▶ Assignment
From the passage on the feminist strike below, please return the text from "Third, I am" up to and including "are completely confined.", copied word for word.

***** Excerpt to read *****

Here I want to propose three problem-scenes for thinking about the laboring body in the current moment and then situate them in relation to one another through the strike. These are scenes where the body is put to work in different ways. From a certain point of view, they are a counterpoint to the idea of a growing “immateriality” of labor. Rather, the question is: what other materialities are put into play today and violated through different apparatuses of abstraction? I will highlight three idea-forces that unfold in each one of these scenes.
The first hast to do with the servitude and infantilization used to exploit the work carried out by women answering a gender violence telephone helpline. What I am interested in exploring in this scene is how women workers explode the logic of the call center, which is one of the transversal paradigms of the flexible production of services.
The second demonstrates the reconfiguration of reproductive labor when it overflows domestic confinement. My hypothesis is that that spillover produces a new territory of the domestic where there is a clear dispute over its political character and, therefore, over its capacity to produce social prestige and new forms of authority practiced by women.
Third, I am going to linger on the manifesto titled “We Want to Be Debt Free!”4) that we wrote as the NiUnaMenos collective to explain how that manifesto was reinterpreted by Eva Reinoso, a former incarcerated poet. This displacement is key for thinking about the exploitation of time, in particular, from the specific vantage point of women whose time appears “not to count” in terms of productivity, precisely because they are imprisoned, or, in principle, are completely confined.
The thread connecting these scenes is a very precise one: the feminist strike. I hypothesize that it is not a coincidence that each one of these scenes was woven together in practice by starting from the questions raised by the international feminist strike. In this sense, I want to propose the strike as a new form of practical cartography of labor from a feminist viewpoint. The strike as an analytical and political perspective is able to put forth an anti-neoliberal feminism precisely because it allows us to problematize the unmeasurable excess of the forms of production and exploitation of value that are found in the multiplicity of tasks that make up feminized labor today.

***** Dataset excerpts *****

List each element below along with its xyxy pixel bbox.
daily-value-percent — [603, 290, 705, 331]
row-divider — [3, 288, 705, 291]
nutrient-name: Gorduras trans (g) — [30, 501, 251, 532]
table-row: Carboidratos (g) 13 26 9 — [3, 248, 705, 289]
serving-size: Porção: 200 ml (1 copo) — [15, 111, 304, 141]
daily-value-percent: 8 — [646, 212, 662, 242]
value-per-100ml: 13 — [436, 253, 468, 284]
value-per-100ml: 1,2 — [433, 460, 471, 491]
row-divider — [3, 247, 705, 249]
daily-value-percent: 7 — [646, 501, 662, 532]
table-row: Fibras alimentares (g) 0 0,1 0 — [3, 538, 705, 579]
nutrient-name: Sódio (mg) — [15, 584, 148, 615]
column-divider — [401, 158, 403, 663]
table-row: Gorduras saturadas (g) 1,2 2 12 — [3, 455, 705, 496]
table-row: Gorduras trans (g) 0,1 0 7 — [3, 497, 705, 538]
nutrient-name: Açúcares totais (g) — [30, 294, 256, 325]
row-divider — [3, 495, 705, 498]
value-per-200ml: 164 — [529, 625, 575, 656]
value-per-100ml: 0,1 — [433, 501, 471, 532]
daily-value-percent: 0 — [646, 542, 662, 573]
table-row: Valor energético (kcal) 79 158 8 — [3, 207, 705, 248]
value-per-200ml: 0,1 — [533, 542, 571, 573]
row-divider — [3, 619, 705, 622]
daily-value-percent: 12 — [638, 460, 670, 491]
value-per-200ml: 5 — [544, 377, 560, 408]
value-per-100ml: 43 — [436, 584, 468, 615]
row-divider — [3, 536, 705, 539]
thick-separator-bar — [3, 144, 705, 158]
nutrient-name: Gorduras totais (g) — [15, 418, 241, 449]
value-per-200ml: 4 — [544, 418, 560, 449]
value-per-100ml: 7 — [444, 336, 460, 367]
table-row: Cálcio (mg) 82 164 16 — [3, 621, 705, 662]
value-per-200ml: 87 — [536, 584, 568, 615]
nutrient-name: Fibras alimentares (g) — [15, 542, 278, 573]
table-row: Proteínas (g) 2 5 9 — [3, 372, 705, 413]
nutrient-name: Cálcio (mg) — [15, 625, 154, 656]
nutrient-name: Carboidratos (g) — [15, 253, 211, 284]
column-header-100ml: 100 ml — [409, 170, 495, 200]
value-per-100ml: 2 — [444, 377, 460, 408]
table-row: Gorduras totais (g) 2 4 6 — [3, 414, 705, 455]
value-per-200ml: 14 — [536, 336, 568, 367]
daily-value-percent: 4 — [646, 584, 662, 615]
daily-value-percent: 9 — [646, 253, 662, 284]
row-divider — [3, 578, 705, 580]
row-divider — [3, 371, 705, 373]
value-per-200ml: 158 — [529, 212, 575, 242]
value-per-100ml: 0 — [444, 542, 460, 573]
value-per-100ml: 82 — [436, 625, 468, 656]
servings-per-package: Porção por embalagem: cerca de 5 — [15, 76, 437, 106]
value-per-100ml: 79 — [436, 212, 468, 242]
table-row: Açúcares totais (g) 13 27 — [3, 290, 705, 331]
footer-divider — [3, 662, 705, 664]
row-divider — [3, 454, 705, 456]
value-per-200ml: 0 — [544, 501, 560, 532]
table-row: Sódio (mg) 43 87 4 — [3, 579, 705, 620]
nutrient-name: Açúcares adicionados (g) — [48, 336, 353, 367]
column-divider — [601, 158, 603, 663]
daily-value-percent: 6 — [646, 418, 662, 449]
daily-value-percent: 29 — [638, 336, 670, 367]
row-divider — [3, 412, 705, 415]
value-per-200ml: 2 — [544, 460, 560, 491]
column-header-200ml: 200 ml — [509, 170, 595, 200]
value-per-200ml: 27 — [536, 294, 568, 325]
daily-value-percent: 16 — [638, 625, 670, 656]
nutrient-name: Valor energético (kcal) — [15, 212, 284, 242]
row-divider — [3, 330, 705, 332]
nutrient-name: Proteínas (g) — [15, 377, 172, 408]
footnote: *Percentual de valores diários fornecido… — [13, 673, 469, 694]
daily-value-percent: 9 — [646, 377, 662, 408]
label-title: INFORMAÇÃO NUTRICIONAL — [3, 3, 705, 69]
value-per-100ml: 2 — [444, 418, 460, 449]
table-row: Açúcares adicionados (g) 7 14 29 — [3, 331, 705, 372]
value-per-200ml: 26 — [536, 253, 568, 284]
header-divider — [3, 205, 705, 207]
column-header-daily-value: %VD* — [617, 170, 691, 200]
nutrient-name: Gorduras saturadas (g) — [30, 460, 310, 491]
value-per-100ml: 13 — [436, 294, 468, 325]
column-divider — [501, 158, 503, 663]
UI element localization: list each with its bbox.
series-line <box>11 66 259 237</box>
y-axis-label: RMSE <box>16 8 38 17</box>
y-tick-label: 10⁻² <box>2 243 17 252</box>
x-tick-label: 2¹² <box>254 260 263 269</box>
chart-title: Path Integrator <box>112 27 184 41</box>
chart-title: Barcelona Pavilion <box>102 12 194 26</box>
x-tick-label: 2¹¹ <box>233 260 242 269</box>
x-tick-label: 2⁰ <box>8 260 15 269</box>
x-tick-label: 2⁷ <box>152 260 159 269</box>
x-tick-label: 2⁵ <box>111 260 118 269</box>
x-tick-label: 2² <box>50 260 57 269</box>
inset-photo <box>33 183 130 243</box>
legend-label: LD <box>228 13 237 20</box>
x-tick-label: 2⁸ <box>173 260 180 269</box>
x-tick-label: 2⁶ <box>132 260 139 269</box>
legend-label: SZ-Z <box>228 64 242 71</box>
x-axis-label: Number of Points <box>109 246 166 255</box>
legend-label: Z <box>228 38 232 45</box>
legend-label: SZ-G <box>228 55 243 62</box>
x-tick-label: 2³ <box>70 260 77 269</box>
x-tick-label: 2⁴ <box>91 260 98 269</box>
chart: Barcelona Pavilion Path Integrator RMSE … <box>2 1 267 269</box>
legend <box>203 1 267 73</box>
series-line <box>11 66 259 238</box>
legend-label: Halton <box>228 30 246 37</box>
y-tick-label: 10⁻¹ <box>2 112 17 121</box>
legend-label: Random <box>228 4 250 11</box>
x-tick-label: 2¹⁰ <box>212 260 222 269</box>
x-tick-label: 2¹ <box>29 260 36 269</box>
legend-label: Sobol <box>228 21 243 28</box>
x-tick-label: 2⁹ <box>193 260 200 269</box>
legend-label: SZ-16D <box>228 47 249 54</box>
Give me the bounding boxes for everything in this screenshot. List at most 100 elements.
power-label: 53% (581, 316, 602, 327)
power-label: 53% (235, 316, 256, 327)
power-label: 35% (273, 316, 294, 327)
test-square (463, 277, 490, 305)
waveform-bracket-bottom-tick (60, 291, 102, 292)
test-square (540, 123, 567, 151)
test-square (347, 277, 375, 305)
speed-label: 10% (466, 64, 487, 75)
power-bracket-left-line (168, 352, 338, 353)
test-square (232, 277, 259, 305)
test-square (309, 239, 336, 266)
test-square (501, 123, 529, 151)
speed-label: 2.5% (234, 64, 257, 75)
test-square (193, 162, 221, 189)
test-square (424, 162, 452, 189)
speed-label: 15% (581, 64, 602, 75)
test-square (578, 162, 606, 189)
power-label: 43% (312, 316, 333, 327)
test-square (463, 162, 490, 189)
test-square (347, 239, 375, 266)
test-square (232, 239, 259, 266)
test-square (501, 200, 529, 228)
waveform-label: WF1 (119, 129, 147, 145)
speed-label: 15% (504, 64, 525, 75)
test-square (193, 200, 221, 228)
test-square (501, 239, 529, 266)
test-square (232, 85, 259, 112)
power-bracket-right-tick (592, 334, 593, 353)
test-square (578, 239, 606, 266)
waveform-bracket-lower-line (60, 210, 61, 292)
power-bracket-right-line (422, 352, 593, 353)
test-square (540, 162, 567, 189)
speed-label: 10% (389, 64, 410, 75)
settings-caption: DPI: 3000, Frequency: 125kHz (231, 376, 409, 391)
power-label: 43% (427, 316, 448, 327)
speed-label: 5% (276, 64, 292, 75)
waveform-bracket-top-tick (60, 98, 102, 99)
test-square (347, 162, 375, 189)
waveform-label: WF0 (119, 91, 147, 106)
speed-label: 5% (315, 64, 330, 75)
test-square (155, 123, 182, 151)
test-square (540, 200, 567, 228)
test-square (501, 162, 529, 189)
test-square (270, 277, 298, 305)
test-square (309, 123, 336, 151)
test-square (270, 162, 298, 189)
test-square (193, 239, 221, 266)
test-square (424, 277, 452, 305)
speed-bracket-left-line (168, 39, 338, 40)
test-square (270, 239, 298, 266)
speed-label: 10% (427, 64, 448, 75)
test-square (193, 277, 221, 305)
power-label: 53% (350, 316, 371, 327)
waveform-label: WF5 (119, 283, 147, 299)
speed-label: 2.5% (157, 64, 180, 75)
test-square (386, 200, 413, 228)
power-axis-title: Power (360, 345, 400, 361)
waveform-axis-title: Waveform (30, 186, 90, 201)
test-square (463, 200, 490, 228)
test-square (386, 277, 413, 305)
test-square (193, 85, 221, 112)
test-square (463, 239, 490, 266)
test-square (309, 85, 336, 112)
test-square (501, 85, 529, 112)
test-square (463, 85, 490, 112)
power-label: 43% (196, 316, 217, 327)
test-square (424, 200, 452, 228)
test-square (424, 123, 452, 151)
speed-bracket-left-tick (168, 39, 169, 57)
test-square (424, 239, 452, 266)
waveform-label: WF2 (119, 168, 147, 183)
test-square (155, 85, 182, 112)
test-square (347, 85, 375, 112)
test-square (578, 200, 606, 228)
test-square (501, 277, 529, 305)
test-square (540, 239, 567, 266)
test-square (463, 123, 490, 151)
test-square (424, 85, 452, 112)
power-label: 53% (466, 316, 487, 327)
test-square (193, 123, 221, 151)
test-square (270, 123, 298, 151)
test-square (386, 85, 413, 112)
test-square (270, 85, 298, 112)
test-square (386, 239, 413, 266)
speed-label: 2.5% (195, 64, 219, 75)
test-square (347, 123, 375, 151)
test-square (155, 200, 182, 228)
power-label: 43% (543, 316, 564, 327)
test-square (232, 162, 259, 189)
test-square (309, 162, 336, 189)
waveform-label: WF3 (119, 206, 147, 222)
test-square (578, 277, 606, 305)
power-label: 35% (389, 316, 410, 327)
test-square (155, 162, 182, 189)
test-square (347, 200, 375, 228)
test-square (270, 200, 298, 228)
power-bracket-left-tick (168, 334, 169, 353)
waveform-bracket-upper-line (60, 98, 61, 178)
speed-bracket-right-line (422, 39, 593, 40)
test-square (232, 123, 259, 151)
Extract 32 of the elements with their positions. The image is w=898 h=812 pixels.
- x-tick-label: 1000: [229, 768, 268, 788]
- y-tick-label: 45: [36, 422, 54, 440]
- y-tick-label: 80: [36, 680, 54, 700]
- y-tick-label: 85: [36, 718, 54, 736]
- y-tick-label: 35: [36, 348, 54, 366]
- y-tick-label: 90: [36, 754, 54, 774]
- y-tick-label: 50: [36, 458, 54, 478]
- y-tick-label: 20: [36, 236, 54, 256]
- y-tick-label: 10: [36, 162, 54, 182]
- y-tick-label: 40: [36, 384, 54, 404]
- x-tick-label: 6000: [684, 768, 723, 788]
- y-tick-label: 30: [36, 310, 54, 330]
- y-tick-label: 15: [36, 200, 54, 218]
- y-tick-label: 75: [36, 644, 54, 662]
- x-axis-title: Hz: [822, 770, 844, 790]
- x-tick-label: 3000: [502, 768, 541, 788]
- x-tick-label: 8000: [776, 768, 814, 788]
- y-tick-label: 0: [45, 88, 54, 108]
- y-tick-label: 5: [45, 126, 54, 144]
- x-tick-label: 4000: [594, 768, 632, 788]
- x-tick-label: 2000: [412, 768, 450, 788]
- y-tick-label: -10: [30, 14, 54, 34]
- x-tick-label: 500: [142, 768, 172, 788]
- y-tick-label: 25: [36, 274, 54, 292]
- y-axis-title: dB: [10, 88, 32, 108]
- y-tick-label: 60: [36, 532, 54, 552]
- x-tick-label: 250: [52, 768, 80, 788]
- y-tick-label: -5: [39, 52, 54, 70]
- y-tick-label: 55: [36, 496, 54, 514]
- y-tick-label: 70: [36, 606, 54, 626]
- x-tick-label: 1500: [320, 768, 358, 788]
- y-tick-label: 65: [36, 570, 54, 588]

*****

▶ Response for this exercise
Third, I am going to linger on the manifesto titled “We Want to Be Debt Free!”4) that we wrote as the NiUnaMenos collective to explain how that manifesto was reinterpreted by Eva Reinoso, a former incarcerated poet. This displacement is key for thinking about the exploitation of time, in particular, from the specific vantage point of women whose time appears “not to count” in terms of productivity, precisely because they are imprisoned, or, in principle, are completely confined.